## Instructions for the task:
Write out the data below in full, unchanged, minus the images.

## Dataset excerpts:
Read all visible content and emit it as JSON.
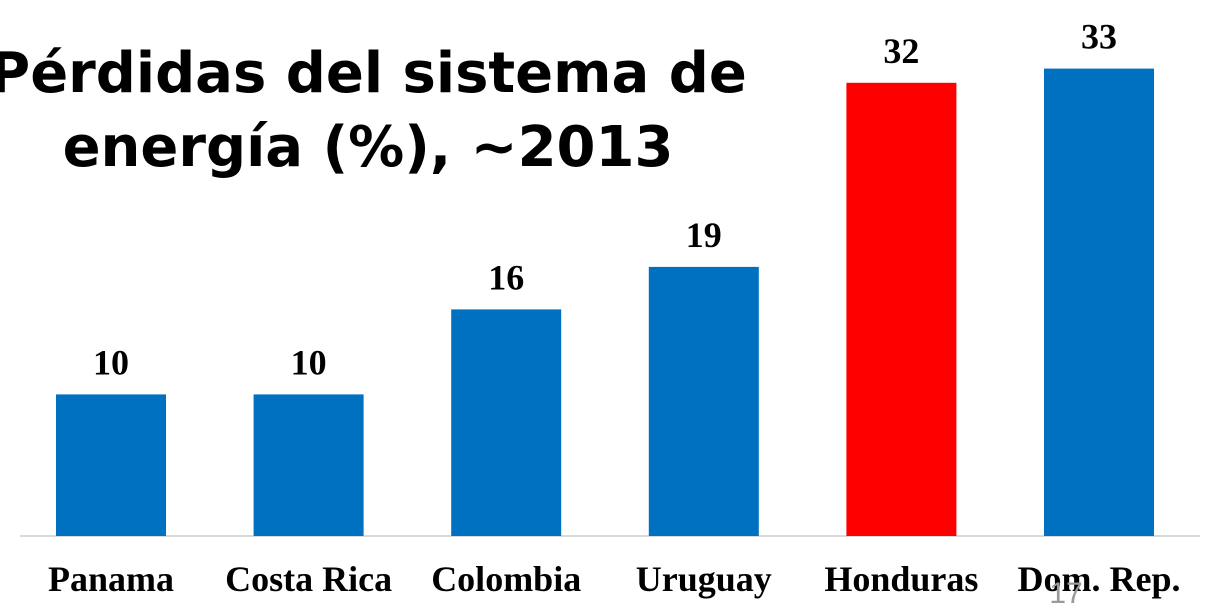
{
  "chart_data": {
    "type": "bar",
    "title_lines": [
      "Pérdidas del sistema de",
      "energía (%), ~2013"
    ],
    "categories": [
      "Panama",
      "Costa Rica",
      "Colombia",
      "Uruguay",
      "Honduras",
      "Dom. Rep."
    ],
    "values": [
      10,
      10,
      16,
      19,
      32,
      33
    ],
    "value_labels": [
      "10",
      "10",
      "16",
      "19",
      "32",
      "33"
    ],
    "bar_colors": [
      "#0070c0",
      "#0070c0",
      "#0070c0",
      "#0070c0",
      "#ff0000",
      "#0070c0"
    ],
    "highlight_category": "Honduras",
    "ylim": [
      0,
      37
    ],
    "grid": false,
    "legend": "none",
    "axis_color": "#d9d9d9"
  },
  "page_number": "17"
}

## Expected answer:
Read all visible content and emit it as JSON.
{
  "chart_data": {
    "type": "bar",
    "title_lines": [
      "Pérdidas del sistema de",
      "energía (%), ~2013"
    ],
    "categories": [
      "Panama",
      "Costa Rica",
      "Colombia",
      "Uruguay",
      "Honduras",
      "Dom. Rep."
    ],
    "values": [
      10,
      10,
      16,
      19,
      32,
      33
    ],
    "value_labels": [
      "10",
      "10",
      "16",
      "19",
      "32",
      "33"
    ],
    "bar_colors": [
      "#0070c0",
      "#0070c0",
      "#0070c0",
      "#0070c0",
      "#ff0000",
      "#0070c0"
    ],
    "highlight_category": "Honduras",
    "ylim": [
      0,
      37
    ],
    "grid": false,
    "legend": "none",
    "axis_color": "#d9d9d9"
  },
  "page_number": "17"
}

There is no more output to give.